Figure dataset records:

>>

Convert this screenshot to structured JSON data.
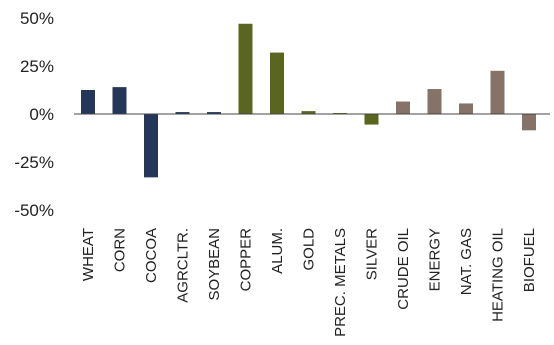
{
  "chart_data": {
    "type": "bar",
    "categories": [
      "WHEAT",
      "CORN",
      "COCOA",
      "AGRCLTR.",
      "SOYBEAN",
      "COPPER",
      "ALUM.",
      "GOLD",
      "PREC. METALS",
      "SILVER",
      "CRUDE OIL",
      "ENERGY",
      "NAT. GAS",
      "HEATING OIL",
      "BIOFUEL"
    ],
    "values": [
      12.5,
      14,
      -33,
      1,
      1,
      47,
      32,
      1.5,
      0.5,
      -5.5,
      6.5,
      13,
      5.5,
      22.5,
      -8.5
    ],
    "groups": [
      "agriculture",
      "agriculture",
      "agriculture",
      "agriculture",
      "agriculture",
      "metals",
      "metals",
      "metals",
      "metals",
      "metals",
      "energy",
      "energy",
      "energy",
      "energy",
      "energy"
    ],
    "group_colors": {
      "agriculture": "#243659",
      "metals": "#5a6620",
      "energy": "#857368"
    },
    "ylim": [
      -50,
      50
    ],
    "yticks": [
      50,
      25,
      0,
      -25,
      -50
    ],
    "ytick_labels": [
      "50%",
      "25%",
      "0%",
      "-25%",
      "-50%"
    ],
    "grid": false,
    "legend": "none",
    "title": "",
    "xlabel": "",
    "ylabel": ""
  }
}
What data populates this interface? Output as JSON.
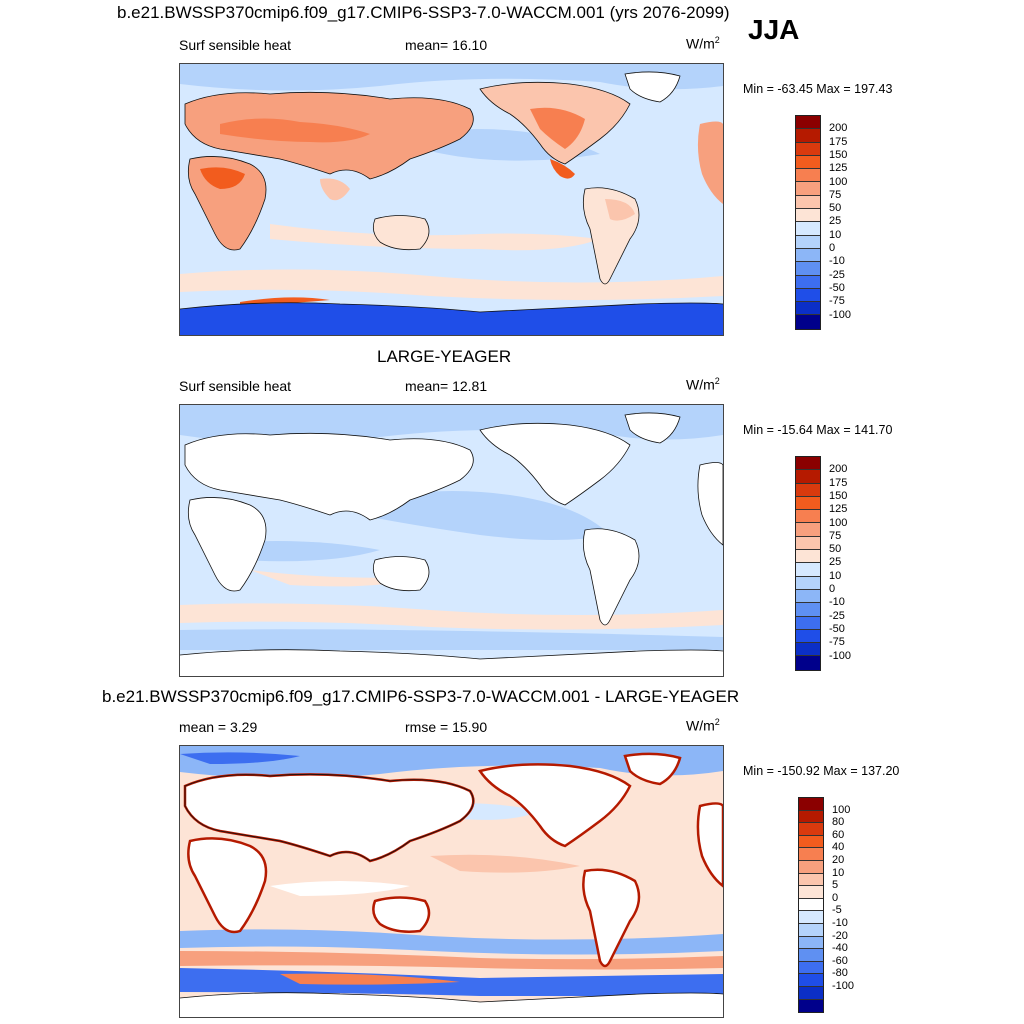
{
  "season": "JJA",
  "panels": [
    {
      "title": "b.e21.BWSSP370cmip6.f09_g17.CMIP6-SSP3-7.0-WACCM.001 (yrs 2076-2099)",
      "variable": "Surf sensible heat",
      "stat1": "mean=  16.10",
      "stat2": "",
      "units": "W/m",
      "units_exp": "2",
      "minmax": "Min = -63.45 Max = 197.43",
      "colorbar": {
        "colors": [
          "#8b0000",
          "#b51a00",
          "#d93a0e",
          "#f25c1e",
          "#f77f50",
          "#f7a07e",
          "#fbc5ad",
          "#fde4d6",
          "#d6e9ff",
          "#b4d3fb",
          "#8cb6f7",
          "#5f90f2",
          "#3d6ef0",
          "#1f4ee8",
          "#0b2fc7",
          "#00008b"
        ],
        "labels": [
          "200",
          "175",
          "150",
          "125",
          "100",
          "75",
          "50",
          "25",
          "10",
          "0",
          "-10",
          "-25",
          "-50",
          "-75",
          "-100"
        ]
      }
    },
    {
      "title": "LARGE-YEAGER",
      "variable": "Surf sensible heat",
      "stat1": "mean=  12.81",
      "stat2": "",
      "units": "W/m",
      "units_exp": "2",
      "minmax": "Min = -15.64 Max = 141.70",
      "colorbar": {
        "colors": [
          "#8b0000",
          "#b51a00",
          "#d93a0e",
          "#f25c1e",
          "#f77f50",
          "#f7a07e",
          "#fbc5ad",
          "#fde4d6",
          "#d6e9ff",
          "#b4d3fb",
          "#8cb6f7",
          "#5f90f2",
          "#3d6ef0",
          "#1f4ee8",
          "#0b2fc7",
          "#00008b"
        ],
        "labels": [
          "200",
          "175",
          "150",
          "125",
          "100",
          "75",
          "50",
          "25",
          "10",
          "0",
          "-10",
          "-25",
          "-50",
          "-75",
          "-100"
        ]
      }
    },
    {
      "title": "b.e21.BWSSP370cmip6.f09_g17.CMIP6-SSP3-7.0-WACCM.001 - LARGE-YEAGER",
      "variable": "mean =   3.29",
      "stat1": "rmse =  15.90",
      "stat2": "",
      "units": "W/m",
      "units_exp": "2",
      "minmax": "Min = -150.92 Max = 137.20",
      "colorbar": {
        "colors": [
          "#8b0000",
          "#b51a00",
          "#d93a0e",
          "#f25c1e",
          "#f77f50",
          "#f7a07e",
          "#fbc5ad",
          "#fde4d6",
          "#ffffff",
          "#d6e9ff",
          "#b4d3fb",
          "#8cb6f7",
          "#5f90f2",
          "#3d6ef0",
          "#1f4ee8",
          "#0b2fc7",
          "#00008b"
        ],
        "labels": [
          "100",
          "80",
          "60",
          "40",
          "20",
          "10",
          "5",
          "0",
          "-5",
          "-10",
          "-20",
          "-40",
          "-60",
          "-80",
          "-100"
        ]
      }
    }
  ]
}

<<

Write out the full listing verbatim, excluding its pictures.

Convert this screenshot to structured JSON data.
{
  "chart_data": {
    "type": "bar",
    "categories": [
      "WHEAT",
      "CORN",
      "COCOA",
      "AGRCLTR.",
      "SOYBEAN",
      "COPPER",
      "ALUM.",
      "GOLD",
      "PREC. METALS",
      "SILVER",
      "CRUDE OIL",
      "ENERGY",
      "NAT. GAS",
      "HEATING OIL",
      "BIOFUEL"
    ],
    "values": [
      12.5,
      14,
      -33,
      1,
      1,
      47,
      32,
      1.5,
      0.5,
      -5.5,
      6.5,
      13,
      5.5,
      22.5,
      -8.5
    ],
    "groups": [
      "agriculture",
      "agriculture",
      "agriculture",
      "agriculture",
      "agriculture",
      "metals",
      "metals",
      "metals",
      "metals",
      "metals",
      "energy",
      "energy",
      "energy",
      "energy",
      "energy"
    ],
    "group_colors": {
      "agriculture": "#243659",
      "metals": "#5a6620",
      "energy": "#857368"
    },
    "ylim": [
      -50,
      50
    ],
    "yticks": [
      50,
      25,
      0,
      -25,
      -50
    ],
    "ytick_labels": [
      "50%",
      "25%",
      "0%",
      "-25%",
      "-50%"
    ],
    "grid": false,
    "legend": "none",
    "title": "",
    "xlabel": "",
    "ylabel": ""
  }
}
What data populates this interface? Output as JSON.
{
  "season": "JJA",
  "panels": [
    {
      "title": "b.e21.BWSSP370cmip6.f09_g17.CMIP6-SSP3-7.0-WACCM.001 (yrs 2076-2099)",
      "variable": "Surf sensible heat",
      "stat1": "mean=  16.10",
      "stat2": "",
      "units": "W/m",
      "units_exp": "2",
      "minmax": "Min = -63.45 Max = 197.43",
      "colorbar": {
        "colors": [
          "#8b0000",
          "#b51a00",
          "#d93a0e",
          "#f25c1e",
          "#f77f50",
          "#f7a07e",
          "#fbc5ad",
          "#fde4d6",
          "#d6e9ff",
          "#b4d3fb",
          "#8cb6f7",
          "#5f90f2",
          "#3d6ef0",
          "#1f4ee8",
          "#0b2fc7",
          "#00008b"
        ],
        "labels": [
          "200",
          "175",
          "150",
          "125",
          "100",
          "75",
          "50",
          "25",
          "10",
          "0",
          "-10",
          "-25",
          "-50",
          "-75",
          "-100"
        ]
      }
    },
    {
      "title": "LARGE-YEAGER",
      "variable": "Surf sensible heat",
      "stat1": "mean=  12.81",
      "stat2": "",
      "units": "W/m",
      "units_exp": "2",
      "minmax": "Min = -15.64 Max = 141.70",
      "colorbar": {
        "colors": [
          "#8b0000",
          "#b51a00",
          "#d93a0e",
          "#f25c1e",
          "#f77f50",
          "#f7a07e",
          "#fbc5ad",
          "#fde4d6",
          "#d6e9ff",
          "#b4d3fb",
          "#8cb6f7",
          "#5f90f2",
          "#3d6ef0",
          "#1f4ee8",
          "#0b2fc7",
          "#00008b"
        ],
        "labels": [
          "200",
          "175",
          "150",
          "125",
          "100",
          "75",
          "50",
          "25",
          "10",
          "0",
          "-10",
          "-25",
          "-50",
          "-75",
          "-100"
        ]
      }
    },
    {
      "title": "b.e21.BWSSP370cmip6.f09_g17.CMIP6-SSP3-7.0-WACCM.001 - LARGE-YEAGER",
      "variable": "mean =   3.29",
      "stat1": "rmse =  15.90",
      "stat2": "",
      "units": "W/m",
      "units_exp": "2",
      "minmax": "Min = -150.92 Max = 137.20",
      "colorbar": {
        "colors": [
          "#8b0000",
          "#b51a00",
          "#d93a0e",
          "#f25c1e",
          "#f77f50",
          "#f7a07e",
          "#fbc5ad",
          "#fde4d6",
          "#ffffff",
          "#d6e9ff",
          "#b4d3fb",
          "#8cb6f7",
          "#5f90f2",
          "#3d6ef0",
          "#1f4ee8",
          "#0b2fc7",
          "#00008b"
        ],
        "labels": [
          "100",
          "80",
          "60",
          "40",
          "20",
          "10",
          "5",
          "0",
          "-5",
          "-10",
          "-20",
          "-40",
          "-60",
          "-80",
          "-100"
        ]
      }
    }
  ]
}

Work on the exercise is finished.